- _The exercise_
Hunt for the word "Deaths" across the entries below, copying each line that holds it.

(Saved entries)
● ● ● ● ●
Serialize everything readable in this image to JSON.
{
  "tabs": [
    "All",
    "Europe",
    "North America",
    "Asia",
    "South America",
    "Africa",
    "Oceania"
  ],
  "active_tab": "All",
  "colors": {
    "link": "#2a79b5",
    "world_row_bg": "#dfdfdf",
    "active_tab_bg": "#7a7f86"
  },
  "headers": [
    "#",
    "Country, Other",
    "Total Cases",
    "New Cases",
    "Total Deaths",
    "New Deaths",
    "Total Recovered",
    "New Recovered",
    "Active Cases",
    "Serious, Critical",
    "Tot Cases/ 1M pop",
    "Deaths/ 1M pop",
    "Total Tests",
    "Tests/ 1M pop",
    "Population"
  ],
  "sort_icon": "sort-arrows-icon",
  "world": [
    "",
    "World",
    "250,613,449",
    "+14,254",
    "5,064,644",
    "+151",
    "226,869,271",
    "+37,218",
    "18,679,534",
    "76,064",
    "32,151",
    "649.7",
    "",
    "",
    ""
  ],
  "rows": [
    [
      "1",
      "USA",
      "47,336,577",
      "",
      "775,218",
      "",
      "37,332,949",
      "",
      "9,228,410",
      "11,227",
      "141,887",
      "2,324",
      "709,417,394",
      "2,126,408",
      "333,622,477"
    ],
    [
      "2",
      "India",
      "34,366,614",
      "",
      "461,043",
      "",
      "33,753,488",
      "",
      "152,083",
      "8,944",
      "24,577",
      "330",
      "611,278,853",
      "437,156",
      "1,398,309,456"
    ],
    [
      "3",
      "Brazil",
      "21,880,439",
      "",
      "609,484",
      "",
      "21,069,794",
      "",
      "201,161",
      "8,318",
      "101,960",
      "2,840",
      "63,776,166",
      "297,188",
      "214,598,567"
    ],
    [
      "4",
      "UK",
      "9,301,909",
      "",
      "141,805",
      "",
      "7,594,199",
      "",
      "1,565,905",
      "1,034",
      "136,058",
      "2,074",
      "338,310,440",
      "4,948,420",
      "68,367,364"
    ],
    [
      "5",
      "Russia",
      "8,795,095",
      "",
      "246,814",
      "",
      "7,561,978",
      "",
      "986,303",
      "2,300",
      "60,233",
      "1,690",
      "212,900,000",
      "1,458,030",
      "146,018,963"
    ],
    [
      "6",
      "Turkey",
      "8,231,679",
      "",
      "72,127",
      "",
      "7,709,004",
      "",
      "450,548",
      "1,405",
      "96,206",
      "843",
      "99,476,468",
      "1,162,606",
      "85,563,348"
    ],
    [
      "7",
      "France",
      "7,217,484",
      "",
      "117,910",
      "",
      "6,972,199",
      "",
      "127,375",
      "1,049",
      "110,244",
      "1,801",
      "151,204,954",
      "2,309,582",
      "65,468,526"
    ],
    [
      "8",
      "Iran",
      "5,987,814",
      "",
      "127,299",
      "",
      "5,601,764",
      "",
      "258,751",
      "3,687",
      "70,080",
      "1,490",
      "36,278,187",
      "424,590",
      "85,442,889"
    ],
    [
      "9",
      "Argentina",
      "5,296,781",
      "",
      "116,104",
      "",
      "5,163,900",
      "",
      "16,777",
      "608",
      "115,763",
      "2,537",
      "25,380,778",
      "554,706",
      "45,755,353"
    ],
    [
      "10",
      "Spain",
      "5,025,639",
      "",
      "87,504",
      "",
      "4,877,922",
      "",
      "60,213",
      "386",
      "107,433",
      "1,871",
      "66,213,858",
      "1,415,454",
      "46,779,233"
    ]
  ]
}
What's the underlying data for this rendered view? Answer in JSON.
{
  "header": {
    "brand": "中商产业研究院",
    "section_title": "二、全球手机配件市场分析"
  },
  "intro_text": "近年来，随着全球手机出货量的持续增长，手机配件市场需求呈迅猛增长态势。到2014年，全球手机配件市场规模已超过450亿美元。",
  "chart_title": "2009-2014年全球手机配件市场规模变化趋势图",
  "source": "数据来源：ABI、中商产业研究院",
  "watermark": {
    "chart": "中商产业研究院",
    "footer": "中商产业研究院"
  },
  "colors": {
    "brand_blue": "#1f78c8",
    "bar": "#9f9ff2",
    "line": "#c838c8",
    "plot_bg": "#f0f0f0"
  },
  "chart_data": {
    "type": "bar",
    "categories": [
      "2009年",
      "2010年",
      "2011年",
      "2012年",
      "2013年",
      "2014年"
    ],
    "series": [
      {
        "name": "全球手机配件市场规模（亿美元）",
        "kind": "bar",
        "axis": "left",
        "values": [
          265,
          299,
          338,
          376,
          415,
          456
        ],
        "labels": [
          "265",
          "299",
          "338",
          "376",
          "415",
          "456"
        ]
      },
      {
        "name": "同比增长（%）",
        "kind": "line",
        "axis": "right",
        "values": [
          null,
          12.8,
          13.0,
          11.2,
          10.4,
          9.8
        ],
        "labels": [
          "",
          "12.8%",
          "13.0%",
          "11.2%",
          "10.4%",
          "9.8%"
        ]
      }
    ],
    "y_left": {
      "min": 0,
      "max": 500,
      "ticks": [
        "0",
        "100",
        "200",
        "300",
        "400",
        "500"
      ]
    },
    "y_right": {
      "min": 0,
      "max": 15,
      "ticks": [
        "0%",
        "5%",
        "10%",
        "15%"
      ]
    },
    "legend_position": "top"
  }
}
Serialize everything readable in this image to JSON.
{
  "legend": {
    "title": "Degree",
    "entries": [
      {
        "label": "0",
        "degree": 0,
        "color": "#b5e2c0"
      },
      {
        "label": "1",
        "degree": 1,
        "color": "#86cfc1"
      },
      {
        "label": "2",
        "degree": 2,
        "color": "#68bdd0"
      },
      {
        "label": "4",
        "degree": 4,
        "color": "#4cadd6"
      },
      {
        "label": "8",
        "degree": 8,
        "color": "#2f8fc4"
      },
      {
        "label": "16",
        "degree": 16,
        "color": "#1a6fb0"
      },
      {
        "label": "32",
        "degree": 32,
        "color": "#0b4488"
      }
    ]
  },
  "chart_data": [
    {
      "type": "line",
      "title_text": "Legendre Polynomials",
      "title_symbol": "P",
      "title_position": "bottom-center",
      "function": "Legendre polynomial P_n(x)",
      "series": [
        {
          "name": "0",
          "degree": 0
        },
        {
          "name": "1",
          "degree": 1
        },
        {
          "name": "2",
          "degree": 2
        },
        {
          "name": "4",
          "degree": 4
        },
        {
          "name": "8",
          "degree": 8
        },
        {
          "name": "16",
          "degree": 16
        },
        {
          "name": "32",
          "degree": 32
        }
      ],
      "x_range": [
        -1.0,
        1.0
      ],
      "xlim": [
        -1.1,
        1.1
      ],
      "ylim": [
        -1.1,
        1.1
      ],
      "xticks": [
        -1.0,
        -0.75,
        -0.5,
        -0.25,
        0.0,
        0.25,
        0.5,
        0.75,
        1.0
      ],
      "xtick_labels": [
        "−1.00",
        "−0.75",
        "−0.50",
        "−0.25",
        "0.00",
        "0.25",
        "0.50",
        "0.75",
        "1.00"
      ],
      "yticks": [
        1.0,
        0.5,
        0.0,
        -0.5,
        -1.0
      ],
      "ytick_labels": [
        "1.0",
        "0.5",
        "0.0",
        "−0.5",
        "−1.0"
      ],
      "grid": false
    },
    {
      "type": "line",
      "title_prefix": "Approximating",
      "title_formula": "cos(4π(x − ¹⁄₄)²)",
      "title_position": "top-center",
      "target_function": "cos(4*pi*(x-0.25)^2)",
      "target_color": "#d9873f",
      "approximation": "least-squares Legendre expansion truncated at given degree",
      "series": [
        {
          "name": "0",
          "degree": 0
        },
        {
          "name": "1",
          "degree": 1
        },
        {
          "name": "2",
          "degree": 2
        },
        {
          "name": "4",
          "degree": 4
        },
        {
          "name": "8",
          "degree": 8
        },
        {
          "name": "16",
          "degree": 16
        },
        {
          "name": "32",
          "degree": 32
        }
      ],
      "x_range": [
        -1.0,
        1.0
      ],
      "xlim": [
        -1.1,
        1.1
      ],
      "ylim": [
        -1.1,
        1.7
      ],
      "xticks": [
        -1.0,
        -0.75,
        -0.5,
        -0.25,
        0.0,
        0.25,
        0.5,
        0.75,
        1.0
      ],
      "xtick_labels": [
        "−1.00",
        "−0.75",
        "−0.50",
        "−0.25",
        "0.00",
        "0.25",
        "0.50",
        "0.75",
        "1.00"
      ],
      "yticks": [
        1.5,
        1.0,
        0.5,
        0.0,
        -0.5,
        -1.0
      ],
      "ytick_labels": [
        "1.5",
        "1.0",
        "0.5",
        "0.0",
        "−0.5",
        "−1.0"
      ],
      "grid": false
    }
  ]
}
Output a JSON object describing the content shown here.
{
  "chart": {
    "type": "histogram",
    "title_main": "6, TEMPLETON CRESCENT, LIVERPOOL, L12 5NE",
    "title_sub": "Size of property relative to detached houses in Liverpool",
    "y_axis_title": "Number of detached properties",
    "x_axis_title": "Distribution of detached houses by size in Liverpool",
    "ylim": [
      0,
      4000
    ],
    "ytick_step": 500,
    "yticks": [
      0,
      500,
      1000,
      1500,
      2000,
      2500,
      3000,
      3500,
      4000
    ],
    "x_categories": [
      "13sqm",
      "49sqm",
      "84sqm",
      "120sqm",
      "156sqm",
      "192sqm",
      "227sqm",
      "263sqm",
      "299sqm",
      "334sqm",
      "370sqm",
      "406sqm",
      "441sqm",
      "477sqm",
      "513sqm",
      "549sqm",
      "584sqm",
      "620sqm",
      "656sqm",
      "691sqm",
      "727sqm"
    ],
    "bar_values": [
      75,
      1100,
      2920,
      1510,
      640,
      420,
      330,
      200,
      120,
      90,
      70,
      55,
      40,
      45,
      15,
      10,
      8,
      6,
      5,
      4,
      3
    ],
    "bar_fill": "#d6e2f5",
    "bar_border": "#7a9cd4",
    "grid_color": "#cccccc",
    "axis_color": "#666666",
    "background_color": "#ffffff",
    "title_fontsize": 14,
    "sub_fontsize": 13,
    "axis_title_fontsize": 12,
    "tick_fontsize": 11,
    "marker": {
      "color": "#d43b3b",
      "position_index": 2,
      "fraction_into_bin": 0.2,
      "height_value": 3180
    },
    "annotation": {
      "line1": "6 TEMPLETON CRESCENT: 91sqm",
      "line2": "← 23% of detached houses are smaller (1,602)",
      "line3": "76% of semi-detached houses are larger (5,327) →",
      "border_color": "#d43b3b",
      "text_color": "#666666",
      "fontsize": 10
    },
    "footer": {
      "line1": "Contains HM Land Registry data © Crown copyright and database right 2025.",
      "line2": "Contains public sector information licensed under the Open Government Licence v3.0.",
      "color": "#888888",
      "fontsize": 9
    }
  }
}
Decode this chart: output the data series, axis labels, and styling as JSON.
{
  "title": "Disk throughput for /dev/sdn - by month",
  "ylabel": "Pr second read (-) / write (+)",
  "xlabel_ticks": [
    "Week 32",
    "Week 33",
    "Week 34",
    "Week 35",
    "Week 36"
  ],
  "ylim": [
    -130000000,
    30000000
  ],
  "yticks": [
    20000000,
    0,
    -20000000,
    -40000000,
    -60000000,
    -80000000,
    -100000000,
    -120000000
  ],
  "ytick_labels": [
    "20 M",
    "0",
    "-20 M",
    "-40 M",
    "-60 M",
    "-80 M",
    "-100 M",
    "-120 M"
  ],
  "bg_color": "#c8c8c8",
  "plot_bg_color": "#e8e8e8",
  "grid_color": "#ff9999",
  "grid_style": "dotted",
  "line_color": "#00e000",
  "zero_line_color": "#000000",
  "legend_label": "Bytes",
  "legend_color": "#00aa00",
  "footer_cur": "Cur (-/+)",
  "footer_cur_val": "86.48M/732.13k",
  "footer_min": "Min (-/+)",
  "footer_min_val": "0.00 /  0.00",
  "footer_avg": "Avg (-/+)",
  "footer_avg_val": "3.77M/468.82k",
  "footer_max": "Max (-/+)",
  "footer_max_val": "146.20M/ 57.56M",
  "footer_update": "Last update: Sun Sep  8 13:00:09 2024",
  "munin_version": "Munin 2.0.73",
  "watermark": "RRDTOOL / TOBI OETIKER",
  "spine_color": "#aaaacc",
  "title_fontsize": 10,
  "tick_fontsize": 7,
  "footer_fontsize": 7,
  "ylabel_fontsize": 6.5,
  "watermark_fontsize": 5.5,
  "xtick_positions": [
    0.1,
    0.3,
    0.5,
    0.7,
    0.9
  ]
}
● ● ● ● ●
- _Result below_
    "Total Deaths",
    "New Deaths",
    "Deaths/ 1M pop",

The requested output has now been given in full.